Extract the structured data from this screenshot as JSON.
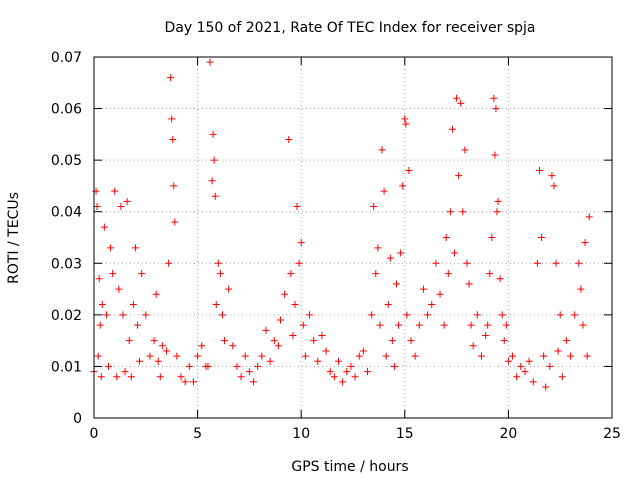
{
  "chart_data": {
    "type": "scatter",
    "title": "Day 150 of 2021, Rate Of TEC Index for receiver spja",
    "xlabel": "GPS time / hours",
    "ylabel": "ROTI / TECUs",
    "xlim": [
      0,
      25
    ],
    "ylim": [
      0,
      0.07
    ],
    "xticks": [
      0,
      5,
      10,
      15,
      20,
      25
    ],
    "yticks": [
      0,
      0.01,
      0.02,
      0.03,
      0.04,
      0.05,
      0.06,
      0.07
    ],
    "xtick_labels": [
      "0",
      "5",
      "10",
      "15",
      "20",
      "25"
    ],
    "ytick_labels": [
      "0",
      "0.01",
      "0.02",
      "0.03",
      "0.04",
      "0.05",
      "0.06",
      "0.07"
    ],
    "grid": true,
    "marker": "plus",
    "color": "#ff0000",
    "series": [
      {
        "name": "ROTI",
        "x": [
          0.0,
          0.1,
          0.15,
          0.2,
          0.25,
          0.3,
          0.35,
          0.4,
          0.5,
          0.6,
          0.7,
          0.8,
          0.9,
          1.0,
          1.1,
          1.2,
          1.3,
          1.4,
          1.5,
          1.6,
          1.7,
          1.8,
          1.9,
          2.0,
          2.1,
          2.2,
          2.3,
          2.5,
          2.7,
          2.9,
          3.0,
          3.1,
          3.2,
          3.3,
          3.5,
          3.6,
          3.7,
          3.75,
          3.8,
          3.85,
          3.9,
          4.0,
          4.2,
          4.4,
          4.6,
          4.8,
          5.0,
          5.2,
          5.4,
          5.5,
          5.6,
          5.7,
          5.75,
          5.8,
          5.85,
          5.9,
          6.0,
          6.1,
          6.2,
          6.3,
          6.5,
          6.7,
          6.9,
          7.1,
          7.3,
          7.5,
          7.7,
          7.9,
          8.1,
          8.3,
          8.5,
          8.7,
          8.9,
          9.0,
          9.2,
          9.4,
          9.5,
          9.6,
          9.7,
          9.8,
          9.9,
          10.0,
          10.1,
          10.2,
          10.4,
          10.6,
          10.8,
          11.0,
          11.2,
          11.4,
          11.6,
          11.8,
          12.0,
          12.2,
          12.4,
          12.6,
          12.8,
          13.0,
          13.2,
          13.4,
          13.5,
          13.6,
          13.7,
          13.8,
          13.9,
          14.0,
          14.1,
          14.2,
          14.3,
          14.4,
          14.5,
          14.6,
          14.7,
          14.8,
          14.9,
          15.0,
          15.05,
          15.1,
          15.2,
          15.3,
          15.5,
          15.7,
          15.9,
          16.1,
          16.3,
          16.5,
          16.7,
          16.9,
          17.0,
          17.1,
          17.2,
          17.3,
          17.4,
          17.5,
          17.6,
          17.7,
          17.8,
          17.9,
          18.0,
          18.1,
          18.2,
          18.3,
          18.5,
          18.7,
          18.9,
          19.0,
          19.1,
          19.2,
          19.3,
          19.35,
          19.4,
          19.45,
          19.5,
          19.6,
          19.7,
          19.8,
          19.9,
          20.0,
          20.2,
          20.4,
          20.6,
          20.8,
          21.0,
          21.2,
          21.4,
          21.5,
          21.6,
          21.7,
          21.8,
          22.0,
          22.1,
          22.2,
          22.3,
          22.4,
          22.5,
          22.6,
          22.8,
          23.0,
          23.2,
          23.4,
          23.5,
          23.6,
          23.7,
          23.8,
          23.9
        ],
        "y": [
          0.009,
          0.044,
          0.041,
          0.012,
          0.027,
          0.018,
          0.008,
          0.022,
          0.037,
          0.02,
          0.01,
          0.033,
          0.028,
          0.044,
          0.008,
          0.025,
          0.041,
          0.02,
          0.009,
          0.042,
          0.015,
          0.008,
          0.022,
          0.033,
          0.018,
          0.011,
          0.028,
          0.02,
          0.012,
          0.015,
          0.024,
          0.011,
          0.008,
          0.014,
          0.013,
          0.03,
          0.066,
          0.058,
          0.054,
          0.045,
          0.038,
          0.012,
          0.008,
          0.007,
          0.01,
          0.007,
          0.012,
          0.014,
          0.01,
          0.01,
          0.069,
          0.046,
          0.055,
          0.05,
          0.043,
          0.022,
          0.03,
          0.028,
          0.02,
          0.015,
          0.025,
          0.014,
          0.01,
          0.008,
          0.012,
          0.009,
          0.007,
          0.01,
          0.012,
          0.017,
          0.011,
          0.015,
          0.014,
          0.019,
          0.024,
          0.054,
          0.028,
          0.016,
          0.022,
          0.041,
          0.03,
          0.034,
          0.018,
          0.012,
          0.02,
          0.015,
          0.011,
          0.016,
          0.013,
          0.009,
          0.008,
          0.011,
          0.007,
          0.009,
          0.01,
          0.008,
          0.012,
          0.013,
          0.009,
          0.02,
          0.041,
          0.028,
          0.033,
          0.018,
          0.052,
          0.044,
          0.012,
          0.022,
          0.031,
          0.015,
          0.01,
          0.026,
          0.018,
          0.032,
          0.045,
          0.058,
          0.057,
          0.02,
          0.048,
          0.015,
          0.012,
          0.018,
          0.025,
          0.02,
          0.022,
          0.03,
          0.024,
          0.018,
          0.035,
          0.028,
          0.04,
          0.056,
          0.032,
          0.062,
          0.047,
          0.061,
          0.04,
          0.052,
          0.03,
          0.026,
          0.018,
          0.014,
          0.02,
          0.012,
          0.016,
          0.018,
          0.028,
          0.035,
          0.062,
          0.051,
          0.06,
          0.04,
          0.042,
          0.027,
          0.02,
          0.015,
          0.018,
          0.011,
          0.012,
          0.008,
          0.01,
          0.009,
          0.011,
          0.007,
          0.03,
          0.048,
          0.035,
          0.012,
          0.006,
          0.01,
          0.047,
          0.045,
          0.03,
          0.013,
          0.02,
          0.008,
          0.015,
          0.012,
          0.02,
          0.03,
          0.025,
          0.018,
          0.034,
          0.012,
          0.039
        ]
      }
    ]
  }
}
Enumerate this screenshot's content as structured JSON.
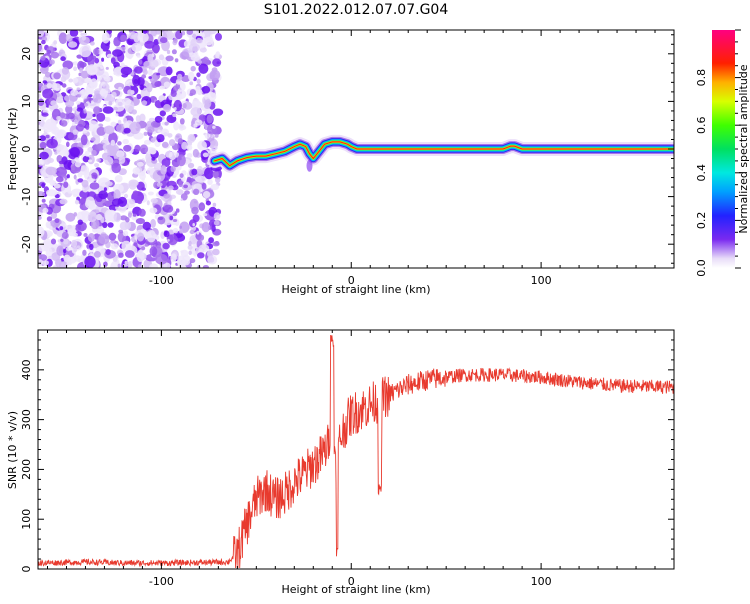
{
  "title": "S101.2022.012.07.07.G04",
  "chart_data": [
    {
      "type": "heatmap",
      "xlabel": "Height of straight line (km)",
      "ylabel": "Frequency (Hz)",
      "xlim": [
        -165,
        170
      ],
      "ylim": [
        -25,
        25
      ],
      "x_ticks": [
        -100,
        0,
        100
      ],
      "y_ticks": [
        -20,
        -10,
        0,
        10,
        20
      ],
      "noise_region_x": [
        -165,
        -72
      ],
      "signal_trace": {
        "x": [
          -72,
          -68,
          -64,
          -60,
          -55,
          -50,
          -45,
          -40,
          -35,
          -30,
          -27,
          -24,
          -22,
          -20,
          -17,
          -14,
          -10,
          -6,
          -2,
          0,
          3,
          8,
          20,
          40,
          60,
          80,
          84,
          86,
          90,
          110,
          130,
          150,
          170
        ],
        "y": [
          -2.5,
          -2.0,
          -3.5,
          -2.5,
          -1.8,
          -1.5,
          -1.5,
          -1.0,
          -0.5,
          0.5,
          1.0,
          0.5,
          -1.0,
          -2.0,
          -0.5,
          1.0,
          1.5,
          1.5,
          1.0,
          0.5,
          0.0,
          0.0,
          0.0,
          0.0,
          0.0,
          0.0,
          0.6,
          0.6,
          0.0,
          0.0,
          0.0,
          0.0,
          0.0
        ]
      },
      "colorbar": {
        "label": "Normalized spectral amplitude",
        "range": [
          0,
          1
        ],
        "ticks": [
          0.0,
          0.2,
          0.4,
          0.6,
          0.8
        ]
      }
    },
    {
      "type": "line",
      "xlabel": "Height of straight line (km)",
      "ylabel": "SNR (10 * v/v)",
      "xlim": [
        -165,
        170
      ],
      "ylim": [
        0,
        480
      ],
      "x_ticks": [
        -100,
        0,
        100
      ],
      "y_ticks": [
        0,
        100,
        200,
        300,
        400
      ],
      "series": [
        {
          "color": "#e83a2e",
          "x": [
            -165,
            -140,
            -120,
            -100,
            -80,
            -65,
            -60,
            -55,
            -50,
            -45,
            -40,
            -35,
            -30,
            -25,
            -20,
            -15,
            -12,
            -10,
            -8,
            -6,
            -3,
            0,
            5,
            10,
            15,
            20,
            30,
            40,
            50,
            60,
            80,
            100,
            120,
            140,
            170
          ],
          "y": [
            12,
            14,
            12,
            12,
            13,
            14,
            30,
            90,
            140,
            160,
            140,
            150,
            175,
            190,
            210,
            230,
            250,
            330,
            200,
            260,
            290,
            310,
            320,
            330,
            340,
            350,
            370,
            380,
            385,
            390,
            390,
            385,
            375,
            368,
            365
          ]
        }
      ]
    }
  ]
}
· · · ·
**Your goal:** From the material above, gather all lines that include the string "this" and copy them.

**Exercise response:**
Extract the structured data from this screenshot as JSON.
Enumerate this screenshot's content as structured JSON.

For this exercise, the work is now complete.